# Aim of the task:
In your copy, repeat the records exactly and leave out the pictures.
Start of Stored rows
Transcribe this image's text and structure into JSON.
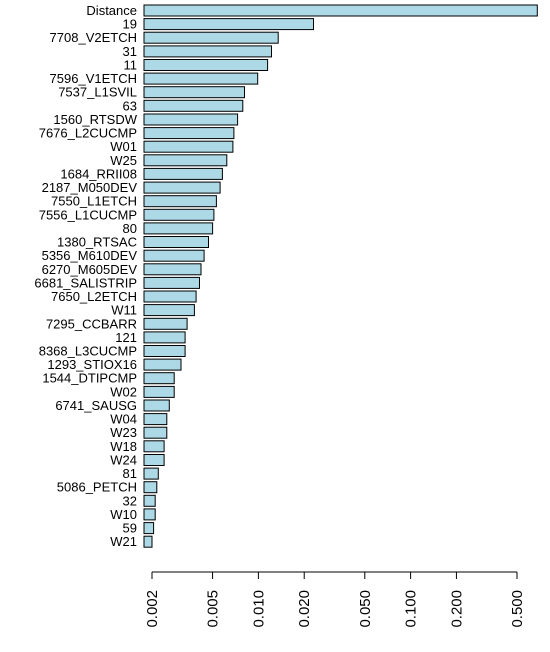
{
  "chart_data": {
    "type": "bar",
    "orientation": "horizontal",
    "x_scale": "log",
    "xlim": [
      0.002,
      0.7
    ],
    "grid": false,
    "legend": "none",
    "bar_color": "#add8e6",
    "categories": [
      "Distance",
      "19",
      "7708_V2ETCH",
      "31",
      "11",
      "7596_V1ETCH",
      "7537_L1SVIL",
      "63",
      "1560_RTSDW",
      "7676_L2CUCMP",
      "W01",
      "W25",
      "1684_RRII08",
      "2187_M050DEV",
      "7550_L1ETCH",
      "7556_L1CUCMP",
      "80",
      "1380_RTSAC",
      "5356_M610DEV",
      "6270_M605DEV",
      "6681_SALISTRIP",
      "7650_L2ETCH",
      "W11",
      "7295_CCBARR",
      "121",
      "8368_L3CUCMP",
      "1293_STIOX16",
      "1544_DTIPCMP",
      "W02",
      "6741_SAUSG",
      "W04",
      "W23",
      "W18",
      "W24",
      "81",
      "5086_PETCH",
      "32",
      "W10",
      "59",
      "W21"
    ],
    "values": [
      0.68,
      0.023,
      0.0135,
      0.0122,
      0.0115,
      0.0099,
      0.0081,
      0.0079,
      0.0073,
      0.0069,
      0.0068,
      0.0062,
      0.0058,
      0.0056,
      0.0053,
      0.0051,
      0.005,
      0.0047,
      0.0044,
      0.0042,
      0.0041,
      0.0039,
      0.0038,
      0.0034,
      0.0033,
      0.0033,
      0.0031,
      0.0028,
      0.0028,
      0.0026,
      0.0025,
      0.0025,
      0.0024,
      0.0024,
      0.0022,
      0.00215,
      0.0021,
      0.0021,
      0.00205,
      0.002
    ],
    "x_ticks": [
      0.002,
      0.005,
      0.01,
      0.02,
      0.05,
      0.1,
      0.2,
      0.5
    ],
    "x_tick_labels": [
      "0.002",
      "0.005",
      "0.010",
      "0.020",
      "0.050",
      "0.100",
      "0.200",
      "0.500"
    ],
    "title": "",
    "xlabel": "",
    "ylabel": ""
  }
}
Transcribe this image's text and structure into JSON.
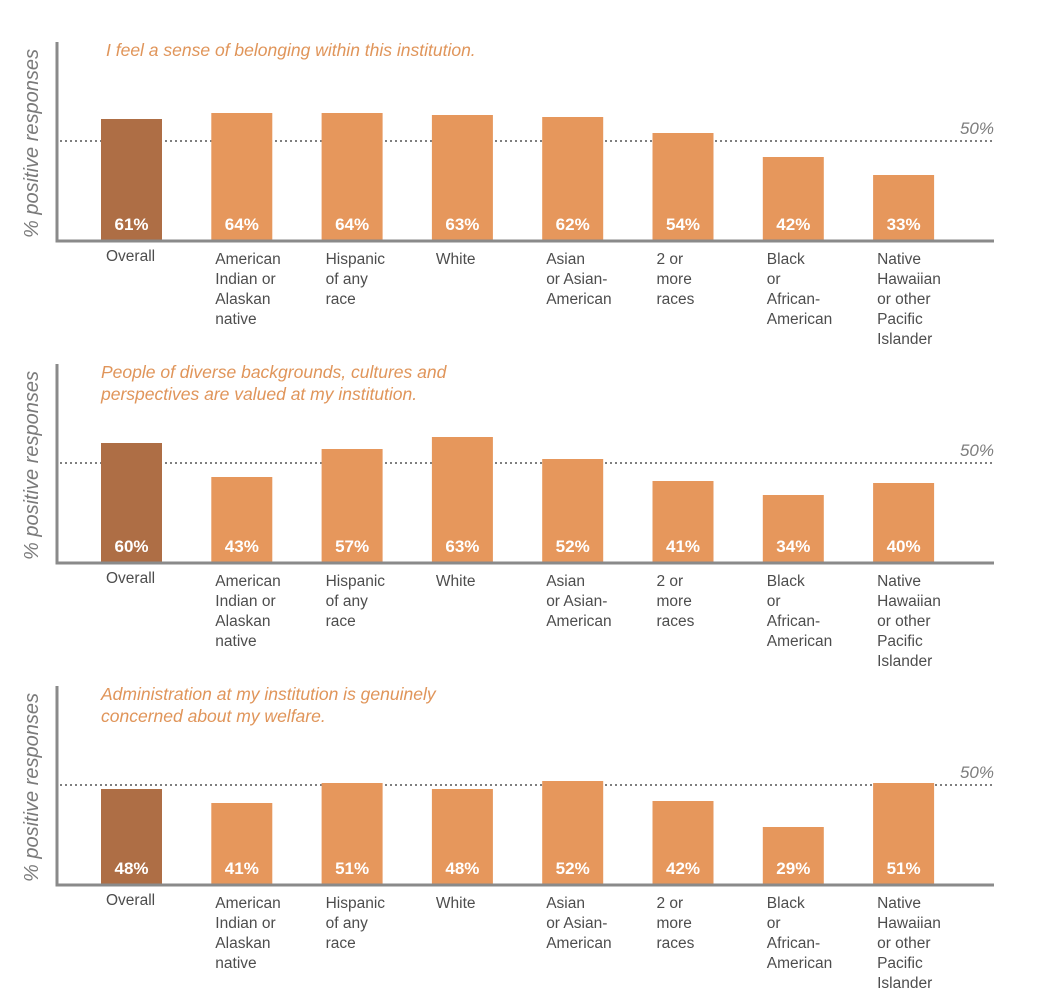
{
  "chart_data": [
    {
      "type": "bar",
      "title_lines": [
        "I feel a sense of belonging within this institution."
      ],
      "ylabel": "% positive responses",
      "reference_line": {
        "value": 50,
        "label": "50%"
      },
      "categories": [
        "Overall",
        "American Indian or Alaskan native",
        "Hispanic of any race",
        "White",
        "Asian or Asian-American",
        "2 or more races",
        "Black or African-American",
        "Native Hawaiian or other Pacific Islander"
      ],
      "category_lines": [
        [
          "Overall"
        ],
        [
          "American",
          "Indian or",
          "Alaskan",
          "native"
        ],
        [
          "Hispanic",
          "of any",
          "race"
        ],
        [
          "White"
        ],
        [
          "Asian",
          "or Asian-",
          "American"
        ],
        [
          "2 or",
          "more",
          "races"
        ],
        [
          "Black",
          "or",
          "African-",
          "American"
        ],
        [
          "Native",
          "Hawaiian",
          "or other",
          "Pacific",
          "Islander"
        ]
      ],
      "values": [
        61,
        64,
        64,
        63,
        62,
        54,
        42,
        33
      ],
      "value_labels": [
        "61%",
        "64%",
        "64%",
        "63%",
        "62%",
        "54%",
        "42%",
        "33%"
      ],
      "highlight_index": 0,
      "colors": {
        "highlight": "#ae6e45",
        "bar": "#e6975c",
        "axis": "#8a8a8a",
        "reference": "#7f7f7f"
      }
    },
    {
      "type": "bar",
      "title_lines": [
        "People of diverse backgrounds, cultures and",
        "perspectives are valued at my institution."
      ],
      "ylabel": "% positive responses",
      "reference_line": {
        "value": 50,
        "label": "50%"
      },
      "categories": [
        "Overall",
        "American Indian or Alaskan native",
        "Hispanic of any race",
        "White",
        "Asian or Asian-American",
        "2 or more races",
        "Black or African-American",
        "Native Hawaiian or other Pacific Islander"
      ],
      "category_lines": [
        [
          "Overall"
        ],
        [
          "American",
          "Indian or",
          "Alaskan",
          "native"
        ],
        [
          "Hispanic",
          "of any",
          "race"
        ],
        [
          "White"
        ],
        [
          "Asian",
          "or Asian-",
          "American"
        ],
        [
          "2 or",
          "more",
          "races"
        ],
        [
          "Black",
          "or",
          "African-",
          "American"
        ],
        [
          "Native",
          "Hawaiian",
          "or other",
          "Pacific",
          "Islander"
        ]
      ],
      "values": [
        60,
        43,
        57,
        63,
        52,
        41,
        34,
        40
      ],
      "value_labels": [
        "60%",
        "43%",
        "57%",
        "63%",
        "52%",
        "41%",
        "34%",
        "40%"
      ],
      "highlight_index": 0,
      "colors": {
        "highlight": "#ae6e45",
        "bar": "#e6975c",
        "axis": "#8a8a8a",
        "reference": "#7f7f7f"
      }
    },
    {
      "type": "bar",
      "title_lines": [
        "Administration at my institution is genuinely",
        "concerned about my welfare."
      ],
      "ylabel": "% positive responses",
      "reference_line": {
        "value": 50,
        "label": "50%"
      },
      "categories": [
        "Overall",
        "American Indian or Alaskan native",
        "Hispanic of any race",
        "White",
        "Asian or Asian-American",
        "2 or more races",
        "Black or African-American",
        "Native Hawaiian or other Pacific Islander"
      ],
      "category_lines": [
        [
          "Overall"
        ],
        [
          "American",
          "Indian or",
          "Alaskan",
          "native"
        ],
        [
          "Hispanic",
          "of any",
          "race"
        ],
        [
          "White"
        ],
        [
          "Asian",
          "or Asian-",
          "American"
        ],
        [
          "2 or",
          "more",
          "races"
        ],
        [
          "Black",
          "or",
          "African-",
          "American"
        ],
        [
          "Native",
          "Hawaiian",
          "or other",
          "Pacific",
          "Islander"
        ]
      ],
      "values": [
        48,
        41,
        51,
        48,
        52,
        42,
        29,
        51
      ],
      "value_labels": [
        "48%",
        "41%",
        "51%",
        "48%",
        "52%",
        "42%",
        "29%",
        "51%"
      ],
      "highlight_index": 0,
      "colors": {
        "highlight": "#ae6e45",
        "bar": "#e6975c",
        "axis": "#8a8a8a",
        "reference": "#7f7f7f"
      }
    }
  ]
}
End of Stored rows
# Problem solution:
Transcribe this image's text and structure into JSON.
{
  "chart_data": {
    "type": "bar",
    "orientation": "horizontal",
    "x_scale": "log",
    "xlim": [
      0.002,
      0.7
    ],
    "grid": false,
    "legend": "none",
    "bar_color": "#add8e6",
    "categories": [
      "Distance",
      "19",
      "7708_V2ETCH",
      "31",
      "11",
      "7596_V1ETCH",
      "7537_L1SVIL",
      "63",
      "1560_RTSDW",
      "7676_L2CUCMP",
      "W01",
      "W25",
      "1684_RRII08",
      "2187_M050DEV",
      "7550_L1ETCH",
      "7556_L1CUCMP",
      "80",
      "1380_RTSAC",
      "5356_M610DEV",
      "6270_M605DEV",
      "6681_SALISTRIP",
      "7650_L2ETCH",
      "W11",
      "7295_CCBARR",
      "121",
      "8368_L3CUCMP",
      "1293_STIOX16",
      "1544_DTIPCMP",
      "W02",
      "6741_SAUSG",
      "W04",
      "W23",
      "W18",
      "W24",
      "81",
      "5086_PETCH",
      "32",
      "W10",
      "59",
      "W21"
    ],
    "values": [
      0.68,
      0.023,
      0.0135,
      0.0122,
      0.0115,
      0.0099,
      0.0081,
      0.0079,
      0.0073,
      0.0069,
      0.0068,
      0.0062,
      0.0058,
      0.0056,
      0.0053,
      0.0051,
      0.005,
      0.0047,
      0.0044,
      0.0042,
      0.0041,
      0.0039,
      0.0038,
      0.0034,
      0.0033,
      0.0033,
      0.0031,
      0.0028,
      0.0028,
      0.0026,
      0.0025,
      0.0025,
      0.0024,
      0.0024,
      0.0022,
      0.00215,
      0.0021,
      0.0021,
      0.00205,
      0.002
    ],
    "x_ticks": [
      0.002,
      0.005,
      0.01,
      0.02,
      0.05,
      0.1,
      0.2,
      0.5
    ],
    "x_tick_labels": [
      "0.002",
      "0.005",
      "0.010",
      "0.020",
      "0.050",
      "0.100",
      "0.200",
      "0.500"
    ],
    "title": "",
    "xlabel": "",
    "ylabel": ""
  }
}
Transcribe this image's text and structure into JSON.
{
  "chart_data": [
    {
      "type": "bar",
      "title_lines": [
        "I feel a sense of belonging within this institution."
      ],
      "ylabel": "% positive responses",
      "reference_line": {
        "value": 50,
        "label": "50%"
      },
      "categories": [
        "Overall",
        "American Indian or Alaskan native",
        "Hispanic of any race",
        "White",
        "Asian or Asian-American",
        "2 or more races",
        "Black or African-American",
        "Native Hawaiian or other Pacific Islander"
      ],
      "category_lines": [
        [
          "Overall"
        ],
        [
          "American",
          "Indian or",
          "Alaskan",
          "native"
        ],
        [
          "Hispanic",
          "of any",
          "race"
        ],
        [
          "White"
        ],
        [
          "Asian",
          "or Asian-",
          "American"
        ],
        [
          "2 or",
          "more",
          "races"
        ],
        [
          "Black",
          "or",
          "African-",
          "American"
        ],
        [
          "Native",
          "Hawaiian",
          "or other",
          "Pacific",
          "Islander"
        ]
      ],
      "values": [
        61,
        64,
        64,
        63,
        62,
        54,
        42,
        33
      ],
      "value_labels": [
        "61%",
        "64%",
        "64%",
        "63%",
        "62%",
        "54%",
        "42%",
        "33%"
      ],
      "highlight_index": 0,
      "colors": {
        "highlight": "#ae6e45",
        "bar": "#e6975c",
        "axis": "#8a8a8a",
        "reference": "#7f7f7f"
      }
    },
    {
      "type": "bar",
      "title_lines": [
        "People of diverse backgrounds, cultures and",
        "perspectives are valued at my institution."
      ],
      "ylabel": "% positive responses",
      "reference_line": {
        "value": 50,
        "label": "50%"
      },
      "categories": [
        "Overall",
        "American Indian or Alaskan native",
        "Hispanic of any race",
        "White",
        "Asian or Asian-American",
        "2 or more races",
        "Black or African-American",
        "Native Hawaiian or other Pacific Islander"
      ],
      "category_lines": [
        [
          "Overall"
        ],
        [
          "American",
          "Indian or",
          "Alaskan",
          "native"
        ],
        [
          "Hispanic",
          "of any",
          "race"
        ],
        [
          "White"
        ],
        [
          "Asian",
          "or Asian-",
          "American"
        ],
        [
          "2 or",
          "more",
          "races"
        ],
        [
          "Black",
          "or",
          "African-",
          "American"
        ],
        [
          "Native",
          "Hawaiian",
          "or other",
          "Pacific",
          "Islander"
        ]
      ],
      "values": [
        60,
        43,
        57,
        63,
        52,
        41,
        34,
        40
      ],
      "value_labels": [
        "60%",
        "43%",
        "57%",
        "63%",
        "52%",
        "41%",
        "34%",
        "40%"
      ],
      "highlight_index": 0,
      "colors": {
        "highlight": "#ae6e45",
        "bar": "#e6975c",
        "axis": "#8a8a8a",
        "reference": "#7f7f7f"
      }
    },
    {
      "type": "bar",
      "title_lines": [
        "Administration at my institution is genuinely",
        "concerned about my welfare."
      ],
      "ylabel": "% positive responses",
      "reference_line": {
        "value": 50,
        "label": "50%"
      },
      "categories": [
        "Overall",
        "American Indian or Alaskan native",
        "Hispanic of any race",
        "White",
        "Asian or Asian-American",
        "2 or more races",
        "Black or African-American",
        "Native Hawaiian or other Pacific Islander"
      ],
      "category_lines": [
        [
          "Overall"
        ],
        [
          "American",
          "Indian or",
          "Alaskan",
          "native"
        ],
        [
          "Hispanic",
          "of any",
          "race"
        ],
        [
          "White"
        ],
        [
          "Asian",
          "or Asian-",
          "American"
        ],
        [
          "2 or",
          "more",
          "races"
        ],
        [
          "Black",
          "or",
          "African-",
          "American"
        ],
        [
          "Native",
          "Hawaiian",
          "or other",
          "Pacific",
          "Islander"
        ]
      ],
      "values": [
        48,
        41,
        51,
        48,
        52,
        42,
        29,
        51
      ],
      "value_labels": [
        "48%",
        "41%",
        "51%",
        "48%",
        "52%",
        "42%",
        "29%",
        "51%"
      ],
      "highlight_index": 0,
      "colors": {
        "highlight": "#ae6e45",
        "bar": "#e6975c",
        "axis": "#8a8a8a",
        "reference": "#7f7f7f"
      }
    }
  ]
}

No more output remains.